[Saved entries]
= = = = = = =

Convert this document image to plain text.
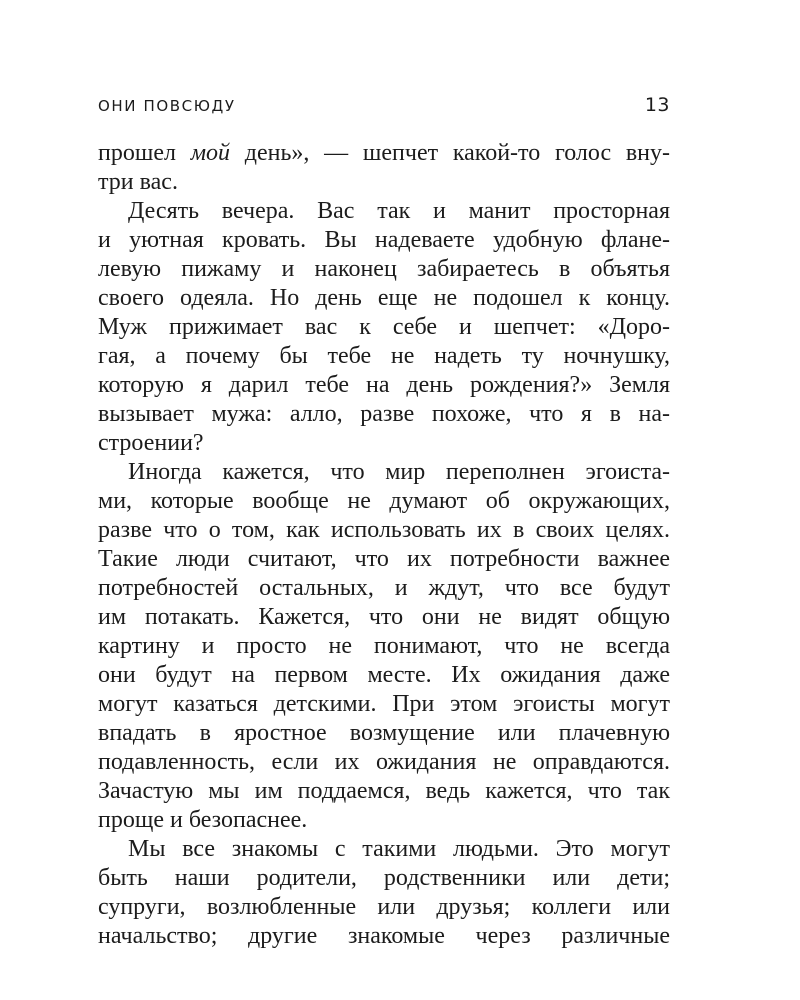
ОНИ ПОВСЮДУ	13

прошел мой день», — шепчет какой-то голос вну-
три вас.

Десять вечера. Вас так и манит просторная
и уютная кровать. Вы надеваете удобную флане-
левую пижаму и наконец забираетесь в объятья
своего одеяла. Но день еще не подошел к концу.
Муж прижимает вас к себе и шепчет: «Доро-
гая, а почему бы тебе не надеть ту ночнушку,
которую я дарил тебе на день рождения?» Земля
вызывает мужа: алло, разве похоже, что я в на-
строении?

Иногда кажется, что мир переполнен эгоиста-
ми, которые вообще не думают об окружающих,
разве что о том, как использовать их в своих целях.
Такие люди считают, что их потребности важнее
потребностей остальных, и ждут, что все будут
им потакать. Кажется, что они не видят общую
картину и просто не понимают, что не всегда
они будут на первом месте. Их ожидания даже
могут казаться детскими. При этом эгоисты могут
впадать в яростное возмущение или плачевную
подавленность, если их ожидания не оправдаются.
Зачастую мы им поддаемся, ведь кажется, что так
проще и безопаснее.

Мы все знакомы с такими людьми. Это могут
быть наши родители, родственники или дети;
супруги, возлюбленные или друзья; коллеги или
начальство; другие знакомые через различные
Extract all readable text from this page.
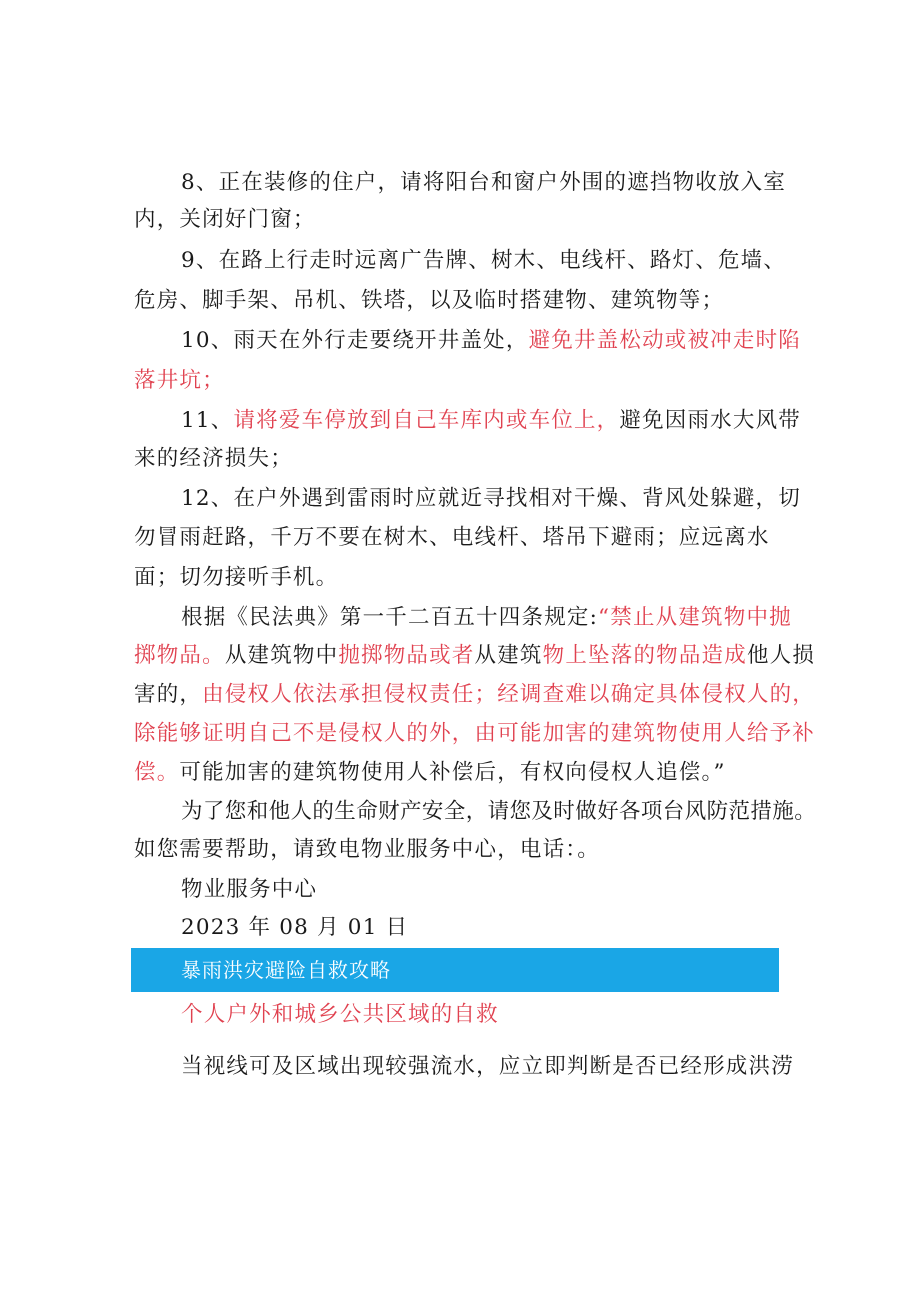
8、正在装修的住户，请将阳台和窗户外围的遮挡物收放入室
内，关闭好门窗；
9、在路上行走时远离广告牌、树木、电线杆、路灯、危墙、
危房、脚手架、吊机、铁塔，以及临时搭建物、建筑物等；
10、雨天在外行走要绕开井盖处，避免井盖松动或被冲走时陷
落井坑；
11、请将爱车停放到自己车库内或车位上，避免因雨水大风带
来的经济损失；
12、在户外遇到雷雨时应就近寻找相对干燥、背风处躲避，切
勿冒雨赶路，千万不要在树木、电线杆、塔吊下避雨；应远离水
面；切勿接听手机。
根据《民法典》第一千二百五十四条规定:“禁止从建筑物中抛
掷物品。从建筑物中抛掷物品或者从建筑物上坠落的物品造成他人损
害的，由侵权人依法承担侵权责任；经调查难以确定具体侵权人的，
除能够证明自己不是侵权人的外，由可能加害的建筑物使用人给予补
偿。可能加害的建筑物使用人补偿后，有权向侵权人追偿。”
为了您和他人的生命财产安全，请您及时做好各项台风防范措施。
如您需要帮助，请致电物业服务中心，电话：。
物业服务中心
2023 年 08 月 01 日
暴雨洪灾避险自救攻略
个人户外和城乡公共区域的自救
当视线可及区域出现较强流水，应立即判断是否已经形成洪涝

= = = = = = =

> **Exercise aim**: Retype only the lines above from the one with "Extract all readable text from this page." through the last, both ends included, keeping every picture out of the copy.

> **Task output**:
Extract all readable text from this page.
8、正在装修的住户，请将阳台和窗户外围的遮挡物收放入室
内，关闭好门窗；
9、在路上行走时远离广告牌、树木、电线杆、路灯、危墙、
危房、脚手架、吊机、铁塔，以及临时搭建物、建筑物等；
10、雨天在外行走要绕开井盖处，避免井盖松动或被冲走时陷
落井坑；
11、请将爱车停放到自己车库内或车位上，避免因雨水大风带
来的经济损失；
12、在户外遇到雷雨时应就近寻找相对干燥、背风处躲避，切
勿冒雨赶路，千万不要在树木、电线杆、塔吊下避雨；应远离水
面；切勿接听手机。
根据《民法典》第一千二百五十四条规定:“禁止从建筑物中抛
掷物品。从建筑物中抛掷物品或者从建筑物上坠落的物品造成他人损
害的，由侵权人依法承担侵权责任；经调查难以确定具体侵权人的，
除能够证明自己不是侵权人的外，由可能加害的建筑物使用人给予补
偿。可能加害的建筑物使用人补偿后，有权向侵权人追偿。”
为了您和他人的生命财产安全，请您及时做好各项台风防范措施。
如您需要帮助，请致电物业服务中心，电话：。
物业服务中心
2023 年 08 月 01 日
暴雨洪灾避险自救攻略
个人户外和城乡公共区域的自救
当视线可及区域出现较强流水，应立即判断是否已经形成洪涝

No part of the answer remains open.